-- Requirements --
Locate every line below that contains the word "this" and copy it.

[Given information start]

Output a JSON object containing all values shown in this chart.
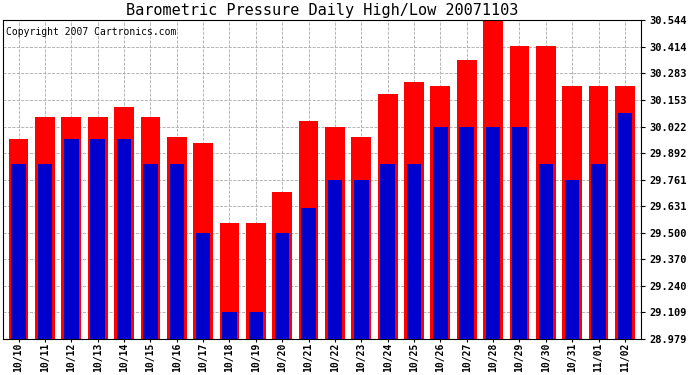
{
  "title": "Barometric Pressure Daily High/Low 20071103",
  "copyright": "Copyright 2007 Cartronics.com",
  "categories": [
    "10/10",
    "10/11",
    "10/12",
    "10/13",
    "10/14",
    "10/15",
    "10/16",
    "10/17",
    "10/18",
    "10/19",
    "10/20",
    "10/21",
    "10/22",
    "10/23",
    "10/24",
    "10/25",
    "10/26",
    "10/27",
    "10/28",
    "10/29",
    "10/30",
    "10/31",
    "11/01",
    "11/02"
  ],
  "highs": [
    29.96,
    30.07,
    30.07,
    30.07,
    30.12,
    30.07,
    29.97,
    29.94,
    29.55,
    29.55,
    29.7,
    30.05,
    30.02,
    29.97,
    30.18,
    30.24,
    30.22,
    30.35,
    30.54,
    30.42,
    30.42,
    30.22,
    30.22,
    30.22
  ],
  "lows": [
    29.84,
    29.84,
    29.96,
    29.96,
    29.96,
    29.84,
    29.84,
    29.5,
    29.11,
    29.11,
    29.5,
    29.62,
    29.76,
    29.76,
    29.84,
    29.84,
    30.02,
    30.02,
    30.02,
    30.02,
    29.84,
    29.76,
    29.84,
    30.09
  ],
  "high_color": "#ff0000",
  "low_color": "#0000cc",
  "background_color": "#ffffff",
  "plot_bg_color": "#ffffff",
  "grid_color": "#aaaaaa",
  "ylim_min": 28.979,
  "ylim_max": 30.544,
  "yticks": [
    28.979,
    29.109,
    29.24,
    29.37,
    29.5,
    29.631,
    29.761,
    29.892,
    30.022,
    30.153,
    30.283,
    30.414,
    30.544
  ],
  "title_fontsize": 11,
  "copyright_fontsize": 7
}
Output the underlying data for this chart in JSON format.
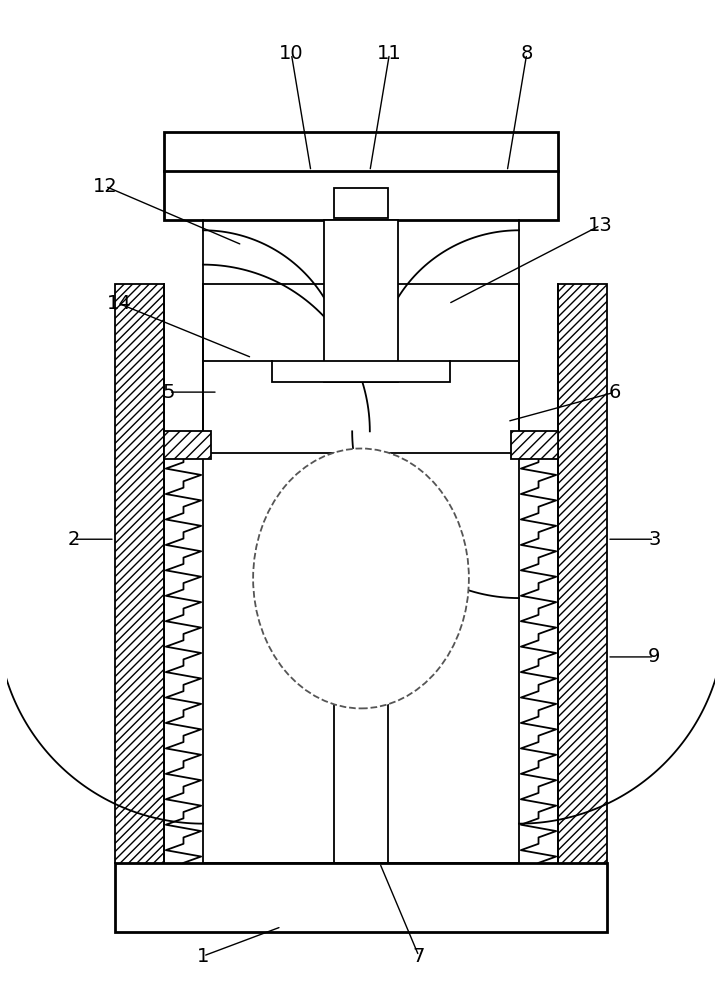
{
  "bg_color": "#ffffff",
  "line_color": "#000000",
  "lw": 1.3,
  "lw_thick": 2.0,
  "figsize": [
    7.22,
    10.0
  ],
  "dpi": 100
}
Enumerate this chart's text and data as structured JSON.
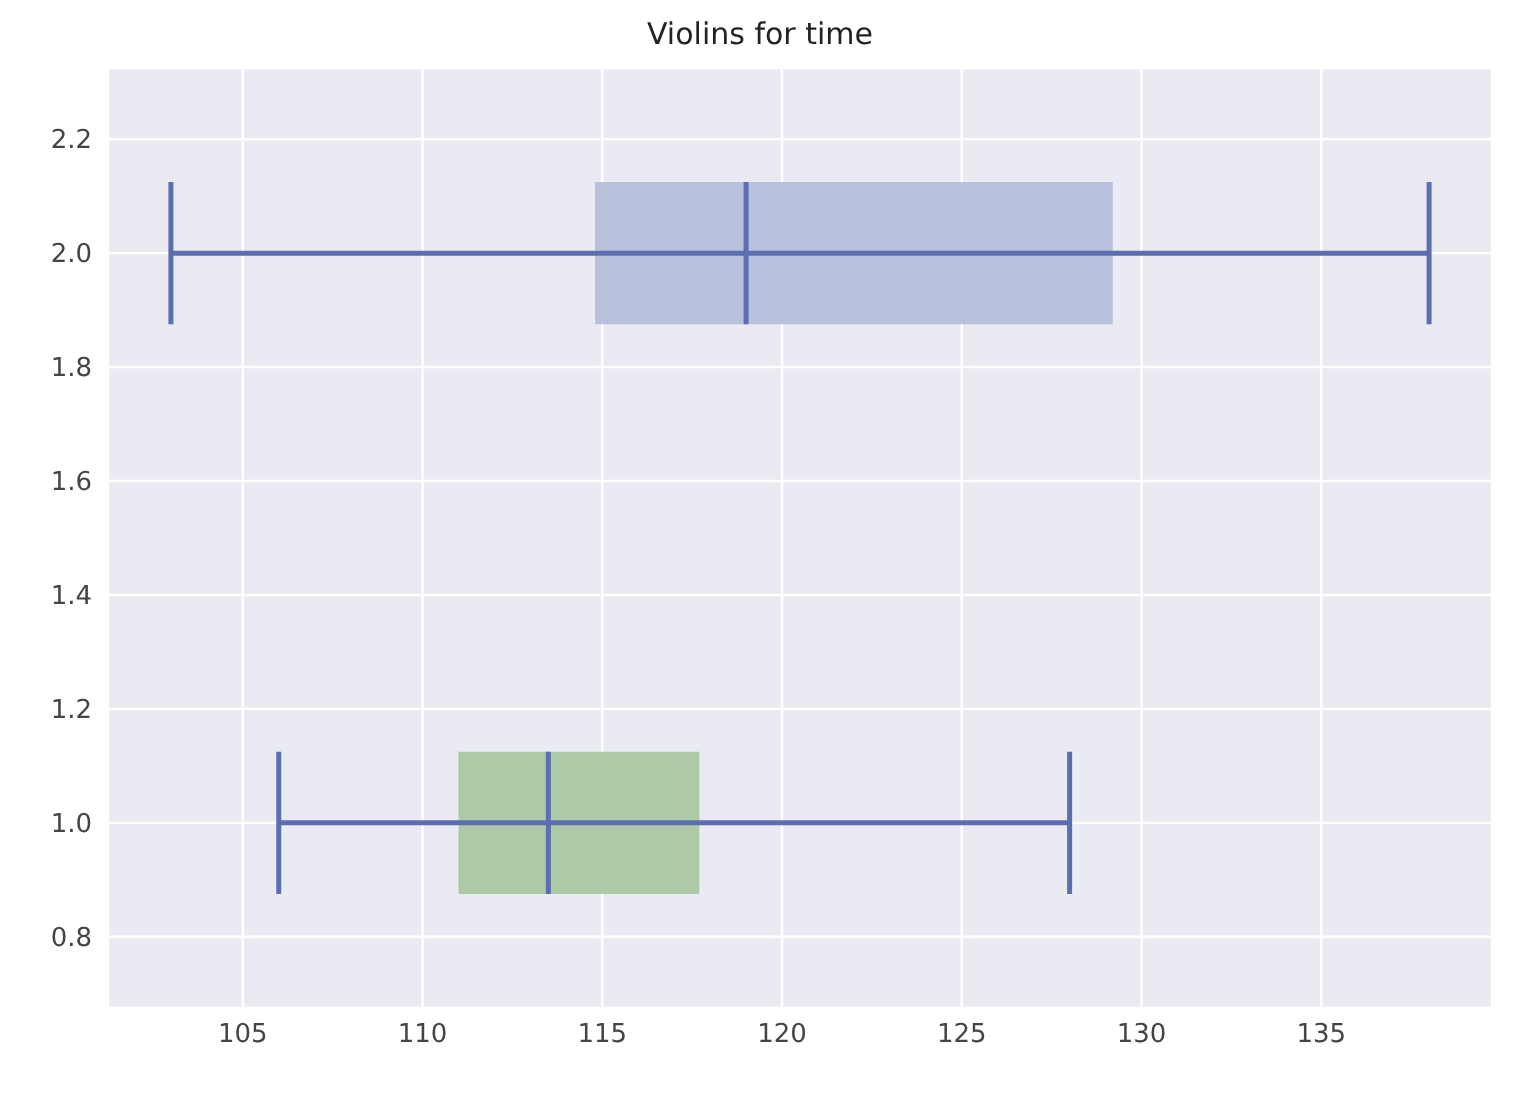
{
  "chart_data": {
    "type": "box",
    "title": "Violins for time",
    "orientation": "horizontal",
    "xlim": [
      101.25,
      139.75
    ],
    "xticks": [
      105,
      110,
      115,
      120,
      125,
      130,
      135
    ],
    "ylim": [
      0.675,
      2.325
    ],
    "yticks": [
      0.8,
      {
        "value": 1,
        "label": "1.0"
      },
      1.2,
      1.4,
      1.6,
      1.8,
      {
        "value": 2,
        "label": "2.0"
      },
      2.2
    ],
    "grid": true,
    "series": [
      {
        "color": "#b8c1dc",
        "x": [
          2
        ],
        "boxes": [
          {
            "low": 103.0,
            "q1": 114.8,
            "median": 119.0,
            "q3": 129.2,
            "high": 138.0
          }
        ]
      },
      {
        "color": "#adc9a6",
        "x": [
          1
        ],
        "boxes": [
          {
            "low": 106.0,
            "q1": 111.0,
            "median": 113.5,
            "q3": 117.7,
            "high": 128.0
          }
        ]
      }
    ]
  }
}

[Given information end]

-- Right answer --
Output a JSON object containing all values shown in this chart.
Output the underlying data for this chart in JSON format.
Enumerate this chart's text and data as structured JSON.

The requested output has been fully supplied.